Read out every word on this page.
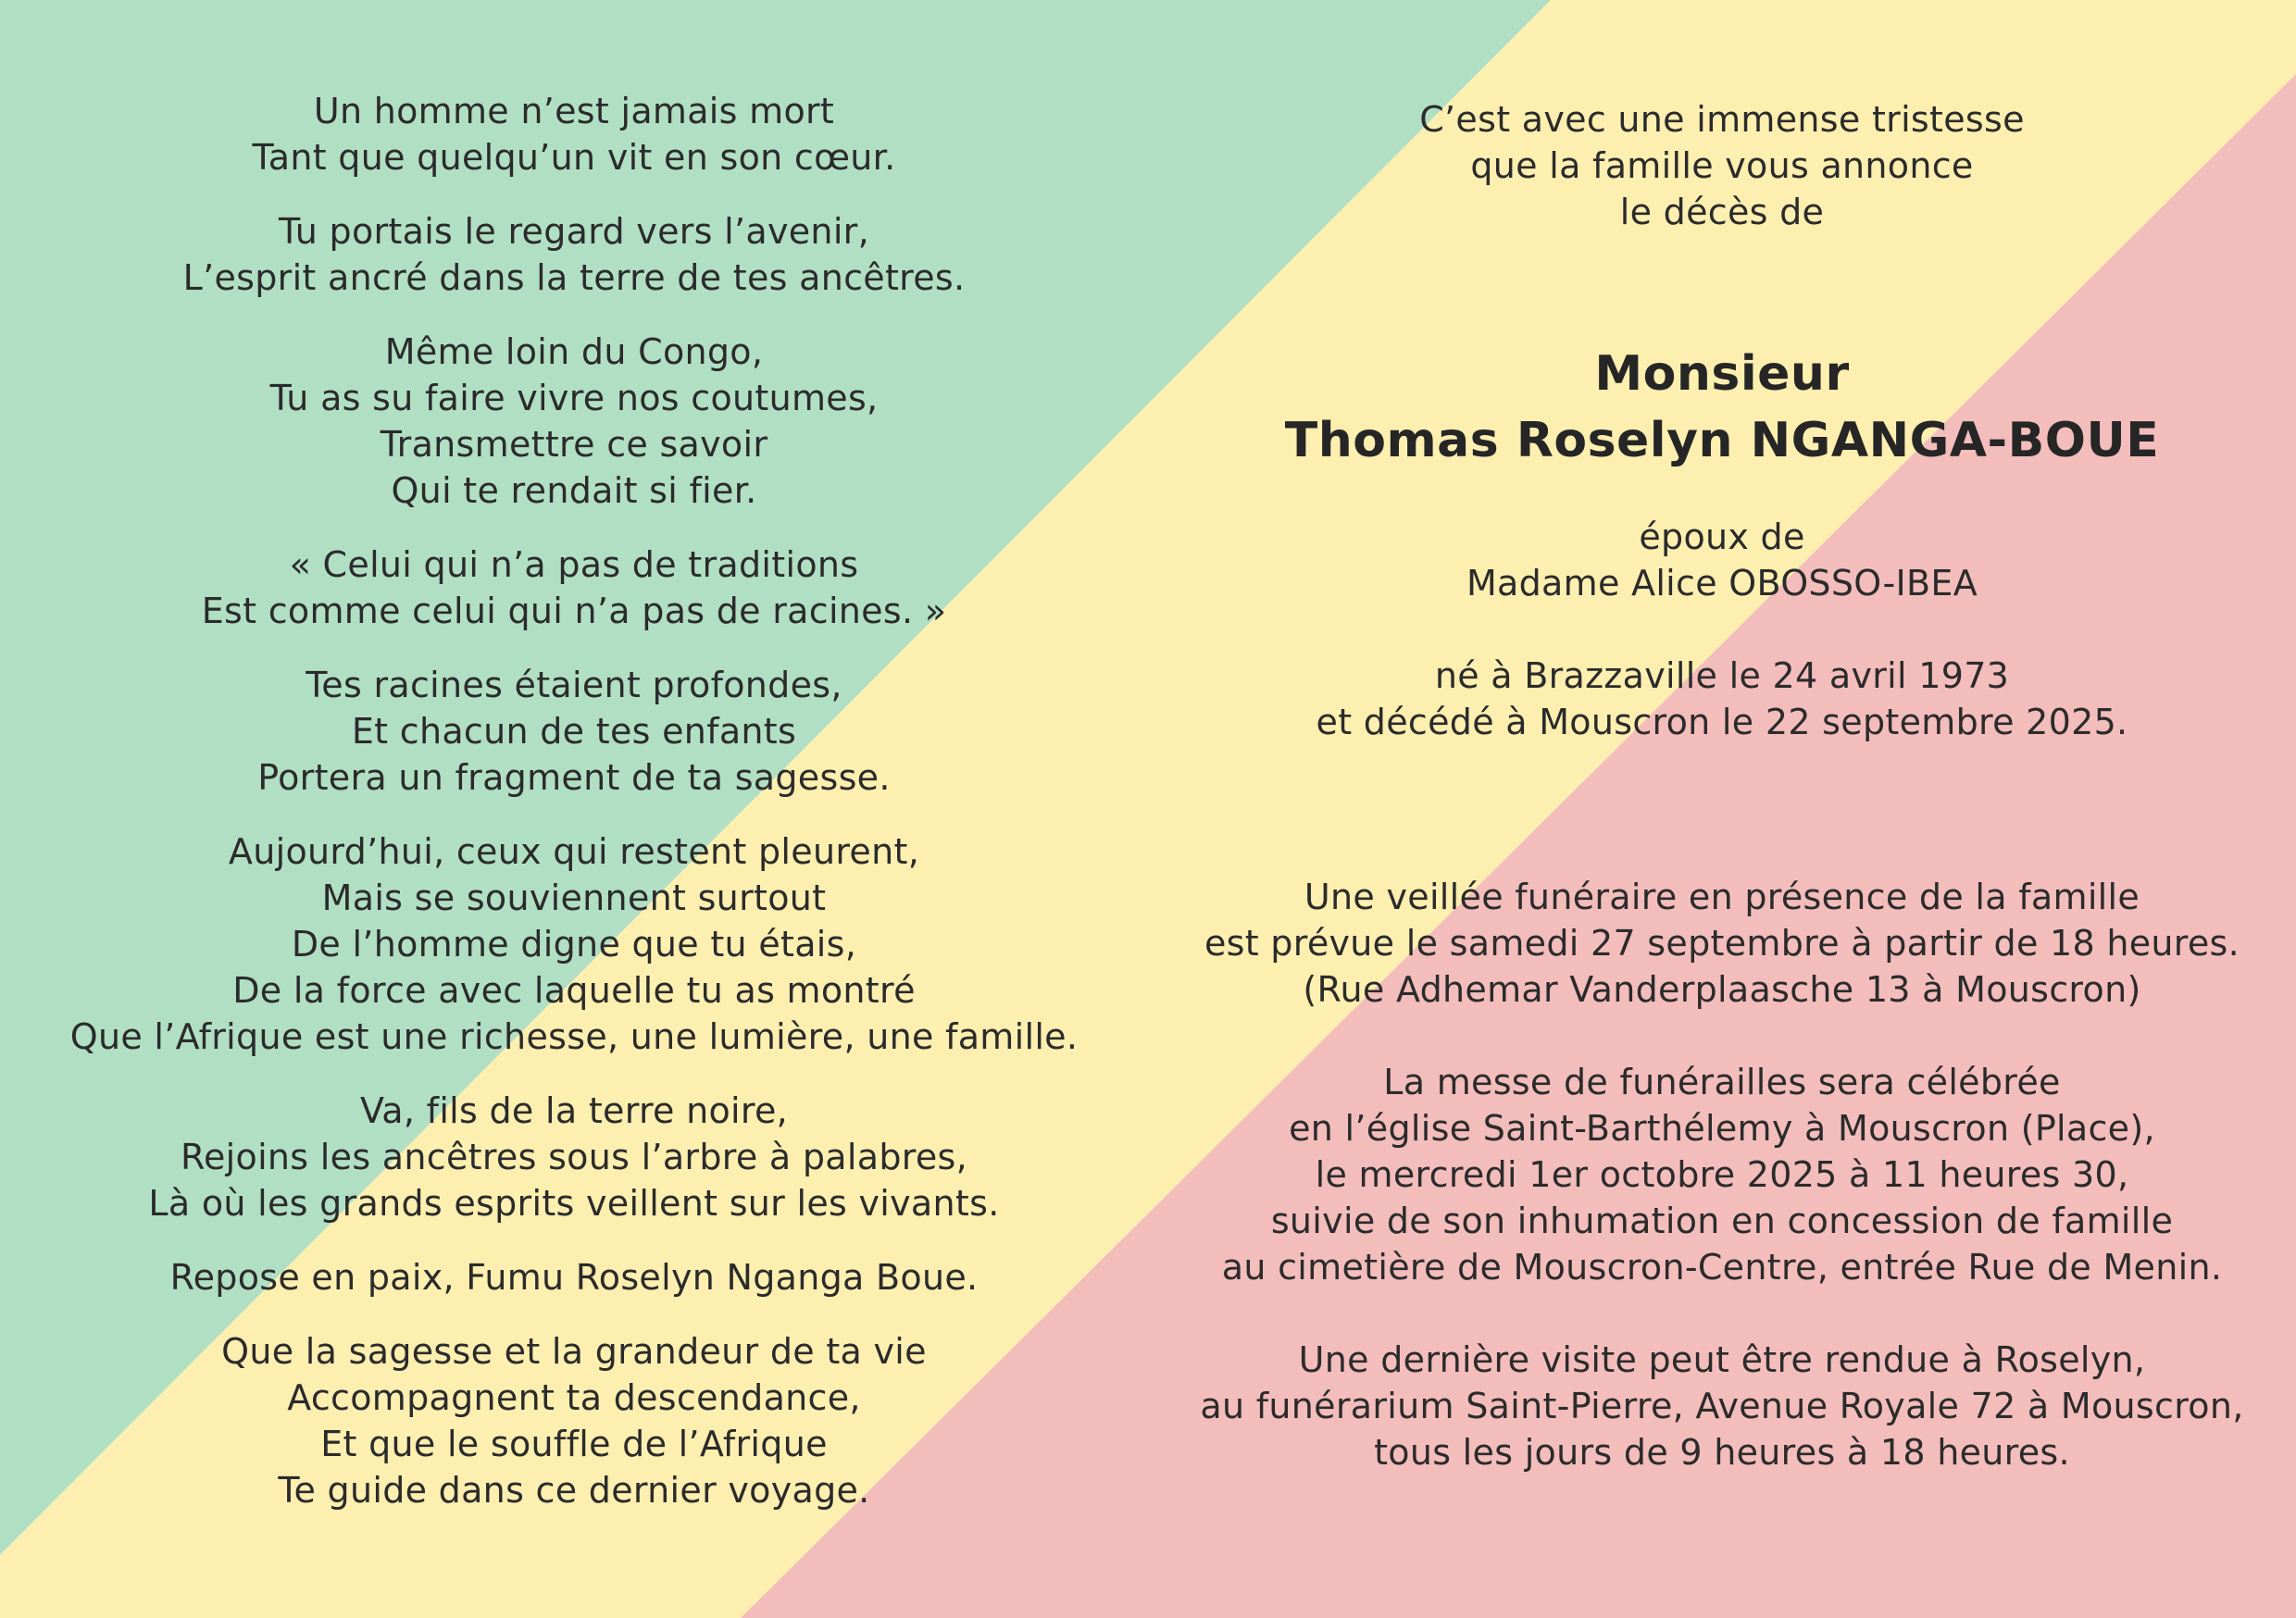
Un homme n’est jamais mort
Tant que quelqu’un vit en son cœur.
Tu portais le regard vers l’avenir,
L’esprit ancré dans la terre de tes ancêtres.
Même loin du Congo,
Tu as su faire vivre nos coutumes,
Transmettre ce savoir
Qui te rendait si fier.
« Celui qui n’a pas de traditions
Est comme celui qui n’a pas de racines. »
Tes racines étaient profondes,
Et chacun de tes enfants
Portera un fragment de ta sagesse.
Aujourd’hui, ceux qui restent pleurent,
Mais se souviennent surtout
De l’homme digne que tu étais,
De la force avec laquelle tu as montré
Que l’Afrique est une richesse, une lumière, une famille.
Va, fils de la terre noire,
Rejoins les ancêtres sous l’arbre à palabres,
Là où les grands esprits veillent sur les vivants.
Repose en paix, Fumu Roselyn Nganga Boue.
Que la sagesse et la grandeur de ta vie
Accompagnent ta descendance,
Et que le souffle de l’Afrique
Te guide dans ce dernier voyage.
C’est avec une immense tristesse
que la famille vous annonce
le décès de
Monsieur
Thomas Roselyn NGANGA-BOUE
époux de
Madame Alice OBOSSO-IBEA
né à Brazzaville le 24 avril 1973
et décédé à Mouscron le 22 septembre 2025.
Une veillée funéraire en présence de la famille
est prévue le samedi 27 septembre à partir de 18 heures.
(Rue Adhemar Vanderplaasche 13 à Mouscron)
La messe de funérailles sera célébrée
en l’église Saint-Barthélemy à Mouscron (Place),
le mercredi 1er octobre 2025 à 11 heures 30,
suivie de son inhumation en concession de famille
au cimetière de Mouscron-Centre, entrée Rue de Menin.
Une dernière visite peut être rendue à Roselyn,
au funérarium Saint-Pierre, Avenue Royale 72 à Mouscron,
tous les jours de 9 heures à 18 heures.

...

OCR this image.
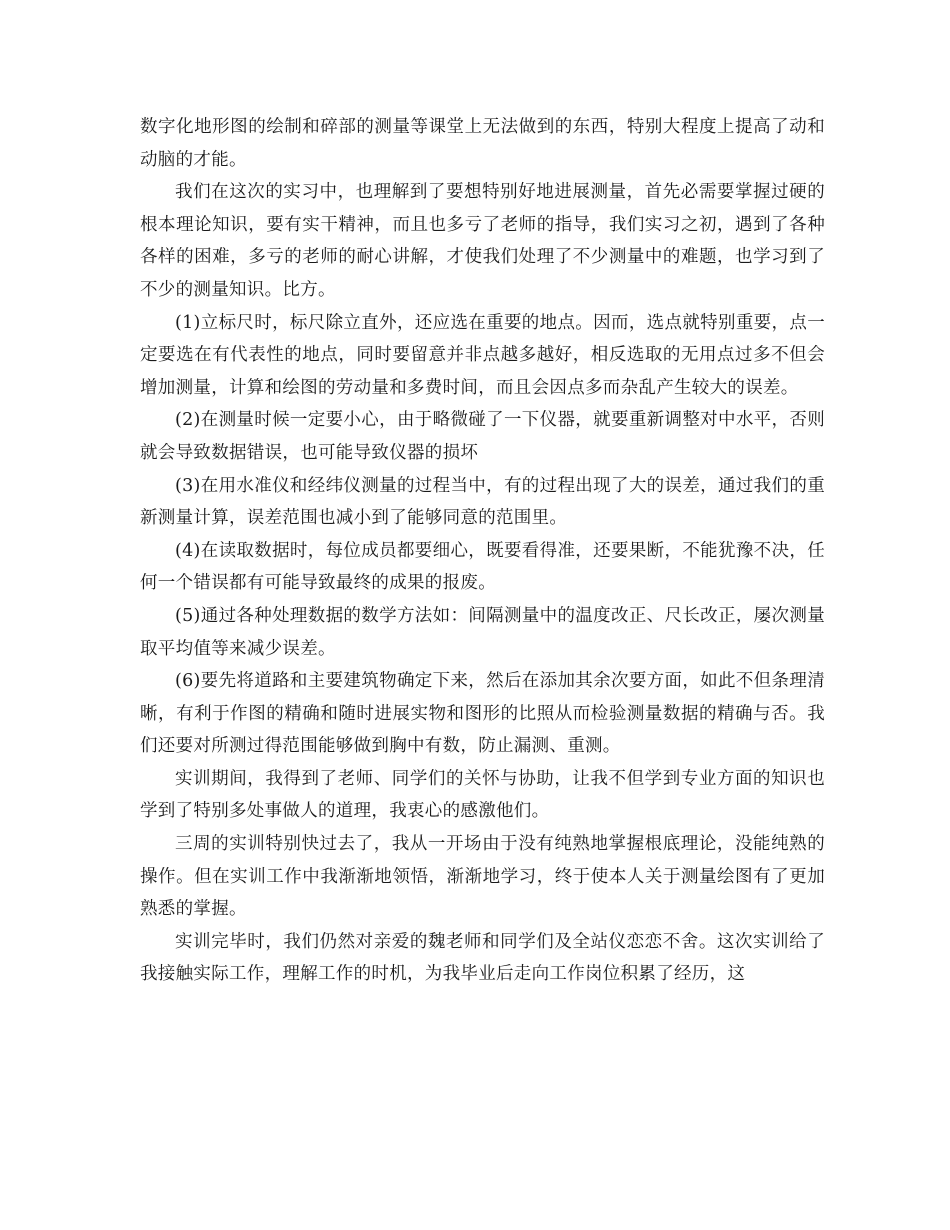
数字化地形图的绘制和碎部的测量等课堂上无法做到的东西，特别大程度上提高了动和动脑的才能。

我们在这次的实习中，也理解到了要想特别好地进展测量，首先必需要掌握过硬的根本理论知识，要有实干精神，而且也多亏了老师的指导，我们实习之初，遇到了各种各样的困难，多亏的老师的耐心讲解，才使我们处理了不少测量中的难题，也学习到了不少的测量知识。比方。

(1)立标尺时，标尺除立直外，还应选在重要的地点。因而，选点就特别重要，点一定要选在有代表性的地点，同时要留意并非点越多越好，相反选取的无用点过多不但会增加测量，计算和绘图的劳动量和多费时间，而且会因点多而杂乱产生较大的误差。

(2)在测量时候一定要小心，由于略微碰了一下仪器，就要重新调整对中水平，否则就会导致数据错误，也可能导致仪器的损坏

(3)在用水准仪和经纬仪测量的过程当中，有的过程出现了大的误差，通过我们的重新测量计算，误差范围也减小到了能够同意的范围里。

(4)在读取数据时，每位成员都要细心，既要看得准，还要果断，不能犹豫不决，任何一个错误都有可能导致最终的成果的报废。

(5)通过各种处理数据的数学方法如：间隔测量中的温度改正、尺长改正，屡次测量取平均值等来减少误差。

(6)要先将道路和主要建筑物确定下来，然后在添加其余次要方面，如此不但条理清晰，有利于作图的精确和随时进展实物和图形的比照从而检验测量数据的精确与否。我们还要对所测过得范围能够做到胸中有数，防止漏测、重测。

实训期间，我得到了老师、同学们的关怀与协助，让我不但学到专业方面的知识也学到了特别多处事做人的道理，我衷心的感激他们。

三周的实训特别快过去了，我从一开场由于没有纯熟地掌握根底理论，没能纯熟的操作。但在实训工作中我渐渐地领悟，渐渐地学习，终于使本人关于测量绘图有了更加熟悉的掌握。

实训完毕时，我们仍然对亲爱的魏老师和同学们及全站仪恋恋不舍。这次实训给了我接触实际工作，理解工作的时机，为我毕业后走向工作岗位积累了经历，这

==

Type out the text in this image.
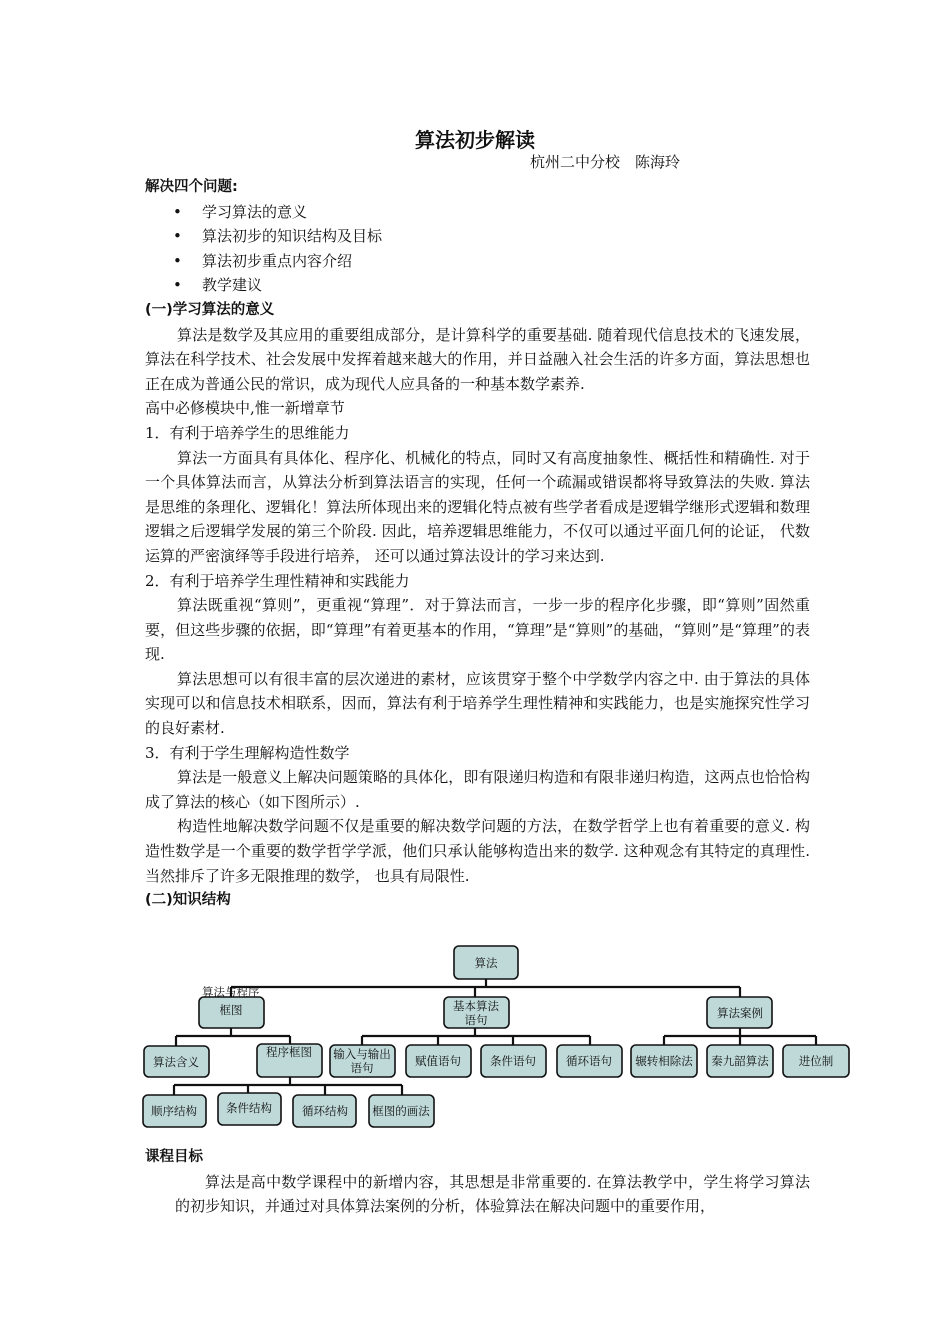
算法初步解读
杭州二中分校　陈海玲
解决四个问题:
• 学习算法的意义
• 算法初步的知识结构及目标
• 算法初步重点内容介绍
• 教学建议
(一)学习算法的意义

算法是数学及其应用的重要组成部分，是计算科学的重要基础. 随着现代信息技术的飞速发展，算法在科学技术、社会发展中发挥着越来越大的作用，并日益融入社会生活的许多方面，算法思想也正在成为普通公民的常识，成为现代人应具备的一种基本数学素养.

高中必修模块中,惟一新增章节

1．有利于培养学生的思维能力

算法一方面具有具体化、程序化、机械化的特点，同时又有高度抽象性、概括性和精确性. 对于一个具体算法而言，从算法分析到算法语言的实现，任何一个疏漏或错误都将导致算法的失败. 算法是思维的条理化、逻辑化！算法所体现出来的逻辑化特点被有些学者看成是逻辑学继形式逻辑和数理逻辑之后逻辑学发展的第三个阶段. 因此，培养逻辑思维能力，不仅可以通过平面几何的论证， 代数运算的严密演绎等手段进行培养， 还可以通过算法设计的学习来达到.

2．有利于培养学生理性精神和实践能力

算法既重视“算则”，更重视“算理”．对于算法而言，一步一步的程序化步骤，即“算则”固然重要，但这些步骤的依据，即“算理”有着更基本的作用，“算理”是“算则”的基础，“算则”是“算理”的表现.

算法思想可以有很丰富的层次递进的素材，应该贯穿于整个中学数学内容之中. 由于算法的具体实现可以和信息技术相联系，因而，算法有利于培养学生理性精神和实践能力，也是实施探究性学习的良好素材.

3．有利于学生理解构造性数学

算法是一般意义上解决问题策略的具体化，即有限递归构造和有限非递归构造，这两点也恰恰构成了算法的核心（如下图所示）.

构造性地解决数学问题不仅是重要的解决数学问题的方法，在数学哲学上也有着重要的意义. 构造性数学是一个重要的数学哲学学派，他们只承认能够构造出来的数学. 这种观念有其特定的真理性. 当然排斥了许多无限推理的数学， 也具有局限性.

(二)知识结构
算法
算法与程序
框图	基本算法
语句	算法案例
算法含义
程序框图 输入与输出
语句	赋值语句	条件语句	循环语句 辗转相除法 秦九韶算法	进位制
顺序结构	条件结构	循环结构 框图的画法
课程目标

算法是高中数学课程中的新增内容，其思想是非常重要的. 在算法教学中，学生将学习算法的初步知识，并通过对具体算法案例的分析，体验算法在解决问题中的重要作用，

#### Aim
Identify and list each line with the word "homme".

#### Problem solution
Un homme n’est jamais mort
De l’homme digne que tu étais,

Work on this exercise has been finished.